Take every line that has the string "JSON" and copy it out.

[Figure collection entries]
>> START

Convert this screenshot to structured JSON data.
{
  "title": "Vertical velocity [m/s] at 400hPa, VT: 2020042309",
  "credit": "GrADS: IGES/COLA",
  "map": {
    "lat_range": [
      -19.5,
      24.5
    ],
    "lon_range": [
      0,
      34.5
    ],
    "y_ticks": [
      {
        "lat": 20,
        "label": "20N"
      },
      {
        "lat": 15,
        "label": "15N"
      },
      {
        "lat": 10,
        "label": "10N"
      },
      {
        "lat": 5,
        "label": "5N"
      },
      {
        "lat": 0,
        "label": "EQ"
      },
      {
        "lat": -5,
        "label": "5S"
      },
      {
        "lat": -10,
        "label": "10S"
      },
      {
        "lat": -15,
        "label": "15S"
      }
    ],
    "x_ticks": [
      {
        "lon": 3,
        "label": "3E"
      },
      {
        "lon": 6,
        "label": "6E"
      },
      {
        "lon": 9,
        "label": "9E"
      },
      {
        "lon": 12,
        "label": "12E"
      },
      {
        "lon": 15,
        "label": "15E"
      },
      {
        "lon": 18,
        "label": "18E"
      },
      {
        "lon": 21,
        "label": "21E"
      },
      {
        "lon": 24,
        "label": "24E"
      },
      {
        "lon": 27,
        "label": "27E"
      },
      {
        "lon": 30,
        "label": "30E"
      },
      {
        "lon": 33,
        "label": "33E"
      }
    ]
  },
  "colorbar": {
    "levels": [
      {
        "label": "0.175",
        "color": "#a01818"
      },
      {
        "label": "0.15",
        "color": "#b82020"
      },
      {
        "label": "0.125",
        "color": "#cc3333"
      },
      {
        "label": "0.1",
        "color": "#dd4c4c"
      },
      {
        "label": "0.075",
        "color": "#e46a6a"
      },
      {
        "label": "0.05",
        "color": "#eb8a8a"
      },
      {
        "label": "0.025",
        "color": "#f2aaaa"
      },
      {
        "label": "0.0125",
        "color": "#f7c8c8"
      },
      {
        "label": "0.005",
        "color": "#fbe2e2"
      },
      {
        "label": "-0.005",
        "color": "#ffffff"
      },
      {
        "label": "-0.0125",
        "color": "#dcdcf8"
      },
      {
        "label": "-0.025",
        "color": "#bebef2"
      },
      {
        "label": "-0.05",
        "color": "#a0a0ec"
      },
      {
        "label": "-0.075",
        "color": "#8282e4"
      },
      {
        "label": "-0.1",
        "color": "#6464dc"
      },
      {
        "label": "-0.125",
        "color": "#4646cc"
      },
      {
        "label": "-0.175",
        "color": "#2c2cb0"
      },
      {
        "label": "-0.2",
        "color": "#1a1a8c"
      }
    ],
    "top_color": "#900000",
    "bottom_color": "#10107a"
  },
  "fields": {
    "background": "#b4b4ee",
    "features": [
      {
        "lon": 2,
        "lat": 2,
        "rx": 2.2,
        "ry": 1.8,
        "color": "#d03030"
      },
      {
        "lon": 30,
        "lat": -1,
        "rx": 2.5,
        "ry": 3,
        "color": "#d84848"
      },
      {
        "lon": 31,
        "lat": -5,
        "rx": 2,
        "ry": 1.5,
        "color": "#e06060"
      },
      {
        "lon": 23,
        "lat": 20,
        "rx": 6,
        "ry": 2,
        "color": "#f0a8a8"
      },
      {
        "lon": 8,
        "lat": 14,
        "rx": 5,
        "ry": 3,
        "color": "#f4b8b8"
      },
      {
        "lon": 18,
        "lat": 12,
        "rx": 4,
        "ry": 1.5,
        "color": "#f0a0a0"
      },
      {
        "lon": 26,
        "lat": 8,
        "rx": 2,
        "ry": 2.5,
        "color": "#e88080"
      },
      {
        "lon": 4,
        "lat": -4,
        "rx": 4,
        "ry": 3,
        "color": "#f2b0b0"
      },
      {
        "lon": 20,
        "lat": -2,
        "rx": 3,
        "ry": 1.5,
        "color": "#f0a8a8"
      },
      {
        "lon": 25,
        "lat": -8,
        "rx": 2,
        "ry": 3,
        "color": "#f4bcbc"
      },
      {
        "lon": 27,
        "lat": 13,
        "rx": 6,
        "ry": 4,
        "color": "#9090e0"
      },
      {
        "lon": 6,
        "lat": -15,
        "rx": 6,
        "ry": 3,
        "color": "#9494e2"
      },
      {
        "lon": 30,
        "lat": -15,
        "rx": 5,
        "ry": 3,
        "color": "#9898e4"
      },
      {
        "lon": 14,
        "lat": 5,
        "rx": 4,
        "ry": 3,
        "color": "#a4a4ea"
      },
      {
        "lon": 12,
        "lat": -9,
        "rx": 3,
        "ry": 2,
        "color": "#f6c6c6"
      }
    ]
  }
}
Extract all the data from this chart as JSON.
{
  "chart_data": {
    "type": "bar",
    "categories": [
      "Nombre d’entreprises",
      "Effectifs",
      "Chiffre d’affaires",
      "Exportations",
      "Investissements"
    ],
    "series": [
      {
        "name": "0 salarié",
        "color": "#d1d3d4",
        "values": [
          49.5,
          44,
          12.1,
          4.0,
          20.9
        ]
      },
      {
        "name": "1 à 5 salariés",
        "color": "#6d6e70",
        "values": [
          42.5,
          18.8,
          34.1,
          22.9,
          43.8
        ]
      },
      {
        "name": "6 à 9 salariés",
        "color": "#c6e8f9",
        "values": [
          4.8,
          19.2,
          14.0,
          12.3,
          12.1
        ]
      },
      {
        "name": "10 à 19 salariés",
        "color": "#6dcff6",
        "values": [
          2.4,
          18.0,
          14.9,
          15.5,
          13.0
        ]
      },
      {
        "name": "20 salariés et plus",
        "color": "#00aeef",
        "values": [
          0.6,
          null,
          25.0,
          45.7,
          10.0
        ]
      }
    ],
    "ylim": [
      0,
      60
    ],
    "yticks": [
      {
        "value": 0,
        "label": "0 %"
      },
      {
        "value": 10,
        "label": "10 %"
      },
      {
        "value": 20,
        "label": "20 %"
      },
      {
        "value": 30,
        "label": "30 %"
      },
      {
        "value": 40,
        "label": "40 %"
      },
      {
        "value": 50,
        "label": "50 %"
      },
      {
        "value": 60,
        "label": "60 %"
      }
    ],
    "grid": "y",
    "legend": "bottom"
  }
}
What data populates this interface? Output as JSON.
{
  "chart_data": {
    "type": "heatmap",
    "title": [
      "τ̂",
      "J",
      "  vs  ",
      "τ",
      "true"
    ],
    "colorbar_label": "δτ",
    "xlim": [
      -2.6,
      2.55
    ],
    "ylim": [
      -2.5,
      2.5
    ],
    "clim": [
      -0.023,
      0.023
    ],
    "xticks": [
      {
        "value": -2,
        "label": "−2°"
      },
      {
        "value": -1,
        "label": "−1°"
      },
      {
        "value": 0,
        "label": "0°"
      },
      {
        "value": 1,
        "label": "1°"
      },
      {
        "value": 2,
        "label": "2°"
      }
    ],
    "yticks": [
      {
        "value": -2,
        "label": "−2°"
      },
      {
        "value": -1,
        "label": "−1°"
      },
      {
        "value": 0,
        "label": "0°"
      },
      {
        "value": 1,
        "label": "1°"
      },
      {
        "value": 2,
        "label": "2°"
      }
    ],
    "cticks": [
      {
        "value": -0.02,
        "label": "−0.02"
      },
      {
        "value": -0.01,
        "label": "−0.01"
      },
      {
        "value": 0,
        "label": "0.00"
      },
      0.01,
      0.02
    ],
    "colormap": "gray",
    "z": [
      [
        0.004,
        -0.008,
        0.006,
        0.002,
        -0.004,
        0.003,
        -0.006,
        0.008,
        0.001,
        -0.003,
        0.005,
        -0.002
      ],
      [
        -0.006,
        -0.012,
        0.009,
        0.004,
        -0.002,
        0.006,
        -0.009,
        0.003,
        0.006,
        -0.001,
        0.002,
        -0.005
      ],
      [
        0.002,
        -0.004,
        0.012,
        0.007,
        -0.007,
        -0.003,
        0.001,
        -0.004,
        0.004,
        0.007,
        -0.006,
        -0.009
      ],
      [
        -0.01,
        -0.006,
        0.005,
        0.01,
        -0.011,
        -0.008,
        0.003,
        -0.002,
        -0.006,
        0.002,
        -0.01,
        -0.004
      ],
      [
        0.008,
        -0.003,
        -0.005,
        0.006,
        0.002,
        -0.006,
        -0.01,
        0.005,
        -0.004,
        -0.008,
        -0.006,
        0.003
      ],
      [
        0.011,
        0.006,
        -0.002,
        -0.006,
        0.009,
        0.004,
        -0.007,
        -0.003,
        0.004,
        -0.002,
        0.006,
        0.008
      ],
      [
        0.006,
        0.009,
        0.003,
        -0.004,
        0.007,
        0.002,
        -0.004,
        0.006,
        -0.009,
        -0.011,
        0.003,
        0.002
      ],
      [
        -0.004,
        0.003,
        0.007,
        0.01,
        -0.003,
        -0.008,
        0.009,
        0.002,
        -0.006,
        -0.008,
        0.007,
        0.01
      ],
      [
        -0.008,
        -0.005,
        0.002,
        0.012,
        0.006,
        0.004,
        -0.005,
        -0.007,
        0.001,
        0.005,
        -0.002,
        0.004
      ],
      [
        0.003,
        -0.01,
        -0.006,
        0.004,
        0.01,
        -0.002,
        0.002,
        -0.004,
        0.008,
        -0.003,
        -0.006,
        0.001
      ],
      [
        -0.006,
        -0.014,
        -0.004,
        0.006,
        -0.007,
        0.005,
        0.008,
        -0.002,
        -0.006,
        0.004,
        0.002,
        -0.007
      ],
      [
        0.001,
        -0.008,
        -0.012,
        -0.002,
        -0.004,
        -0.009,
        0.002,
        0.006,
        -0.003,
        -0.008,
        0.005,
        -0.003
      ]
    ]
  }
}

>> END

= Written solution =
Convert this screenshot to structured JSON data.
Extract all the data from this chart as JSON.
What data populates this interface? Output as JSON.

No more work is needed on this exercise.